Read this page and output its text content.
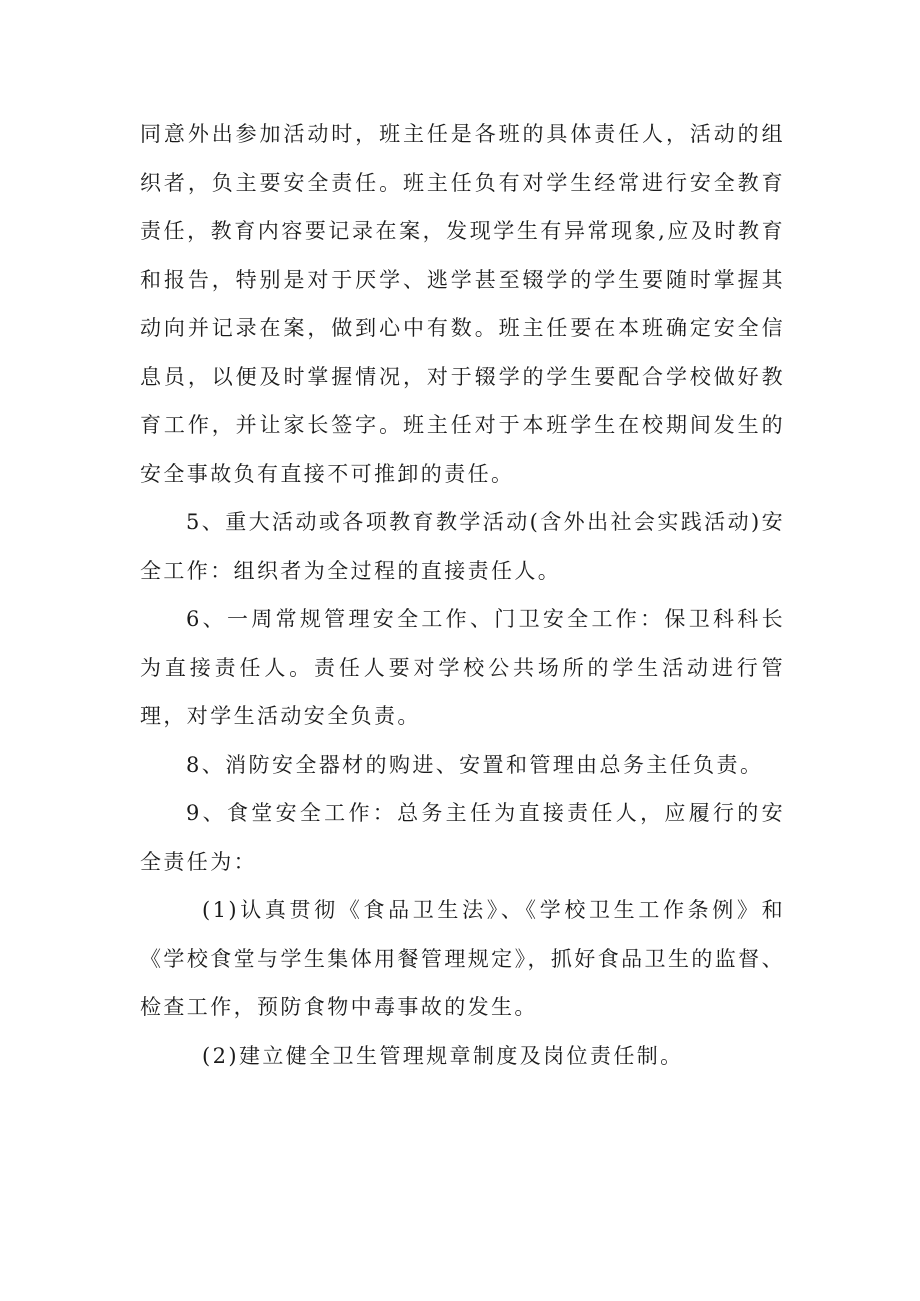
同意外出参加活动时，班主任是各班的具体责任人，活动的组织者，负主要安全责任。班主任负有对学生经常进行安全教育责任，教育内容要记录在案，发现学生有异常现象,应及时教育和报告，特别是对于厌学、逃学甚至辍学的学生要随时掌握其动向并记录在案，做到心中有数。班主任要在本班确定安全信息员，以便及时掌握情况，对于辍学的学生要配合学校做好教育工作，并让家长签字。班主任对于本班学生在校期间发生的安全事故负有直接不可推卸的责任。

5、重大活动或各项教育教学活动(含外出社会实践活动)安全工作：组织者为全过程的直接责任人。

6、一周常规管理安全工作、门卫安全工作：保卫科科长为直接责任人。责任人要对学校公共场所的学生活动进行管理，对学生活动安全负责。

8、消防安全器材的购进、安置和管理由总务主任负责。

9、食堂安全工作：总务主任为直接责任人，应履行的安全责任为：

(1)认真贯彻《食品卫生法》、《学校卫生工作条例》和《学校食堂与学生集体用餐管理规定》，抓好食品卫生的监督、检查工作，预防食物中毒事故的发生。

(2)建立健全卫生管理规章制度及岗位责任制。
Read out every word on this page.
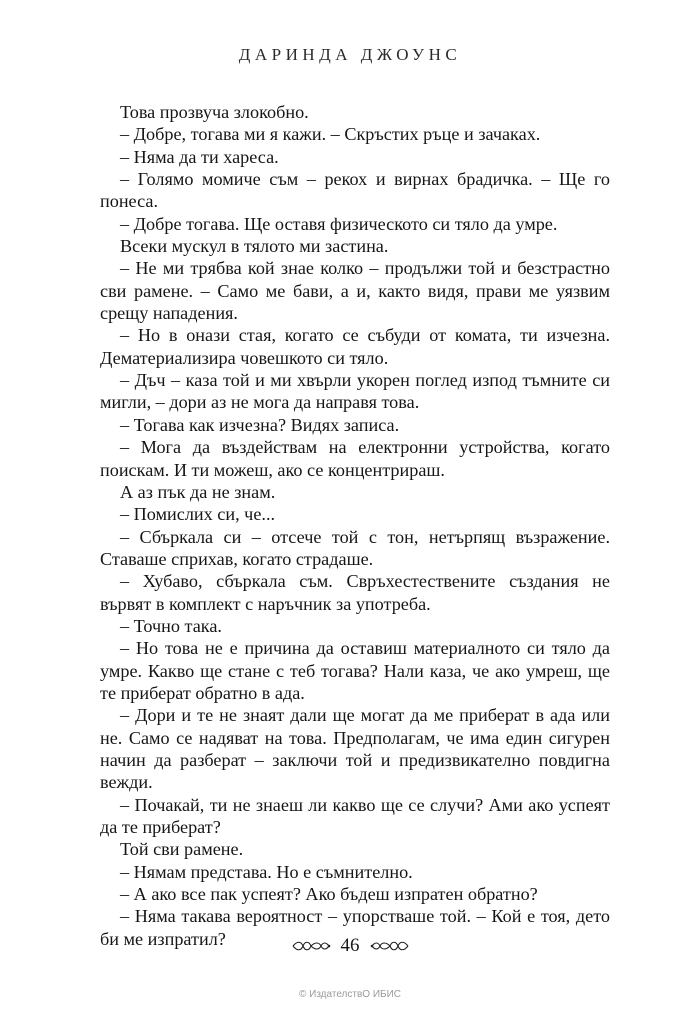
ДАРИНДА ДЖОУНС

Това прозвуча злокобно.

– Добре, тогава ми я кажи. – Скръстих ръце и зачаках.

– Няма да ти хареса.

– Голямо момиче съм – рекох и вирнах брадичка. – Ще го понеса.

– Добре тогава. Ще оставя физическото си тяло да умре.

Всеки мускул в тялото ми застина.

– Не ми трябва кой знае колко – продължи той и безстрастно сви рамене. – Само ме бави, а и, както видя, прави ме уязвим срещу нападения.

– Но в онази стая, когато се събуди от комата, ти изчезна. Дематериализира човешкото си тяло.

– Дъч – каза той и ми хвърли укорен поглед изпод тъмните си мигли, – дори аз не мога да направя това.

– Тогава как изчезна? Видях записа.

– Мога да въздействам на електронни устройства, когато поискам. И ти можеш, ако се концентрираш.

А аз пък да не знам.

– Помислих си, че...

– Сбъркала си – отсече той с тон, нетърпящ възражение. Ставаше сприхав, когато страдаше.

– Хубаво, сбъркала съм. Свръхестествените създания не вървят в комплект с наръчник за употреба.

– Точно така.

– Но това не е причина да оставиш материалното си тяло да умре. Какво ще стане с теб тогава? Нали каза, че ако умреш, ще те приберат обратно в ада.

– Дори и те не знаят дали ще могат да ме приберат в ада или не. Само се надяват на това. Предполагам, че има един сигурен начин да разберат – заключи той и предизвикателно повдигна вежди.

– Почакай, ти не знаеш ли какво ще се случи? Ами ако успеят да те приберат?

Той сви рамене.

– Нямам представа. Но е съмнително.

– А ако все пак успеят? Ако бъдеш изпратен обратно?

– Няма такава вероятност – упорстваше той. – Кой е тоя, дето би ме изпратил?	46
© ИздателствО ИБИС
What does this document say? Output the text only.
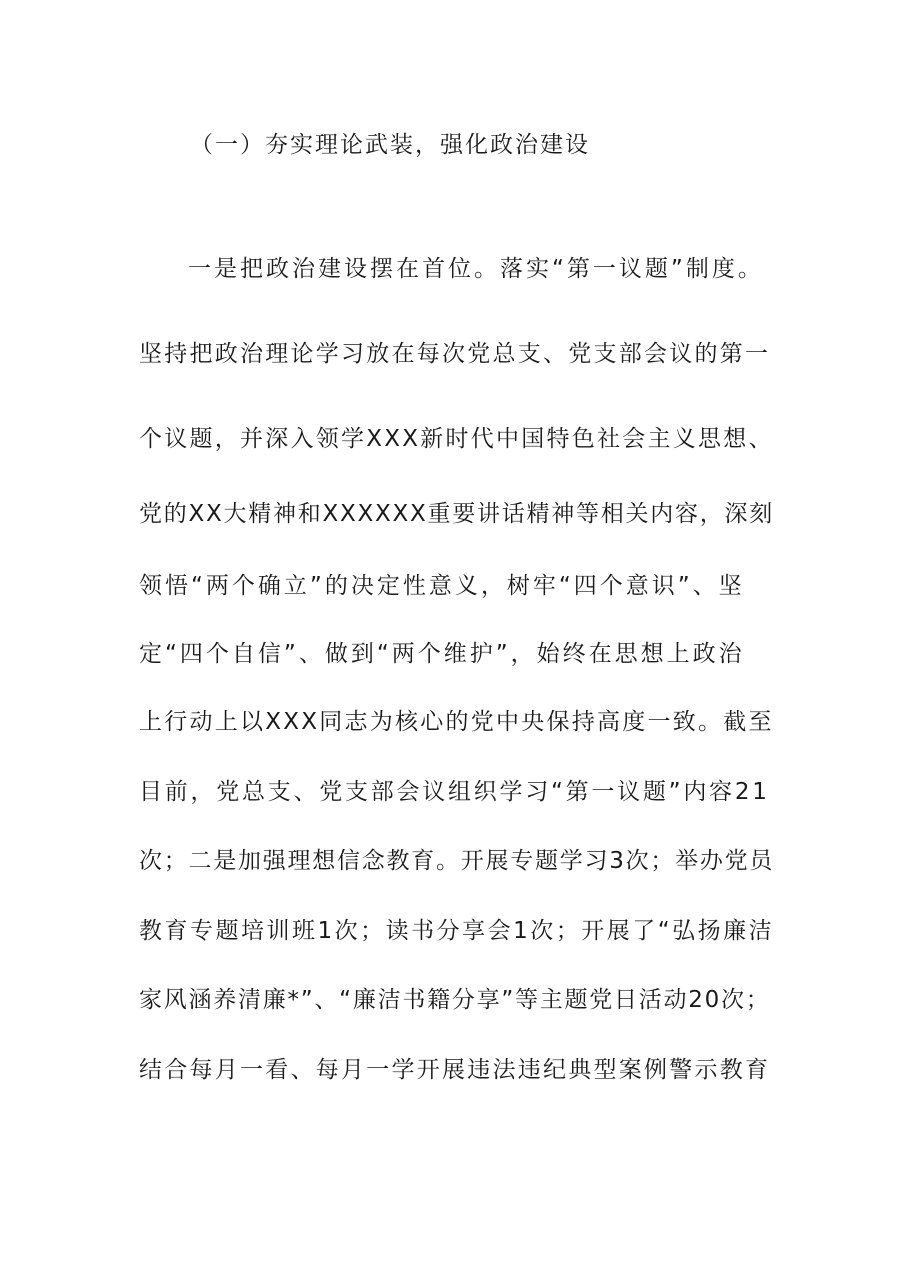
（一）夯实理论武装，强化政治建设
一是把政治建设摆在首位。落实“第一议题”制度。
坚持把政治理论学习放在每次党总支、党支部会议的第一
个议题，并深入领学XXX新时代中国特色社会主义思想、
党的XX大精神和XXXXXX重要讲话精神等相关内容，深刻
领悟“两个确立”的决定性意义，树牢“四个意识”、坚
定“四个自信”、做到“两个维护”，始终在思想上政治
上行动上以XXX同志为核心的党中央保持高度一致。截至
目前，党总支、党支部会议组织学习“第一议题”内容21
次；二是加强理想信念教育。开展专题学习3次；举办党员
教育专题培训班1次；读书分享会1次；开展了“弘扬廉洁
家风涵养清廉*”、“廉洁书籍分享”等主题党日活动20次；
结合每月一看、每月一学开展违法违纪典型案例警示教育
---
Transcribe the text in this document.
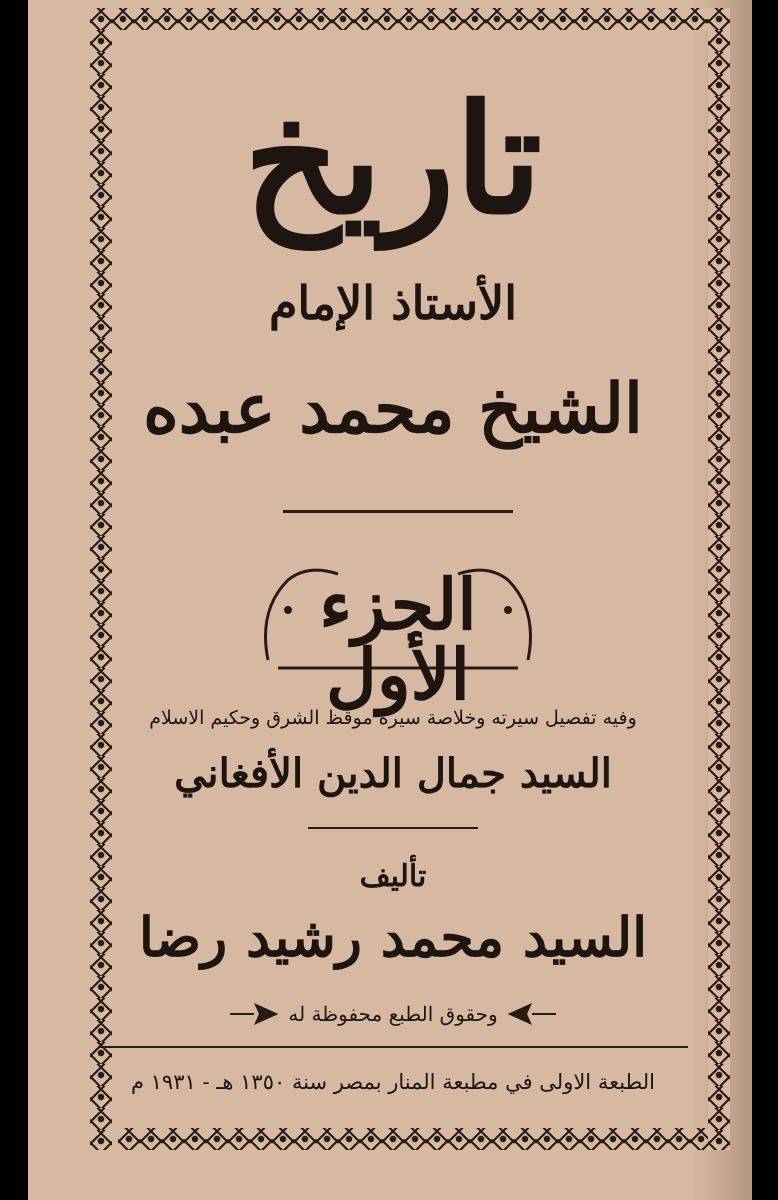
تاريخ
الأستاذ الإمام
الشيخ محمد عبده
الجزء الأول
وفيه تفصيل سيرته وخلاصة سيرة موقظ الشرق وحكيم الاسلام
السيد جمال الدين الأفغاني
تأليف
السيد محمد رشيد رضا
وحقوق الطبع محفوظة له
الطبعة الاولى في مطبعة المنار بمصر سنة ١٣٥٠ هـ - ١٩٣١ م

*Task objective*
Find the lines that include the string "page", then copy each of them.

*Response to the task*
Read this page and output its text content.
Read out every word on this page.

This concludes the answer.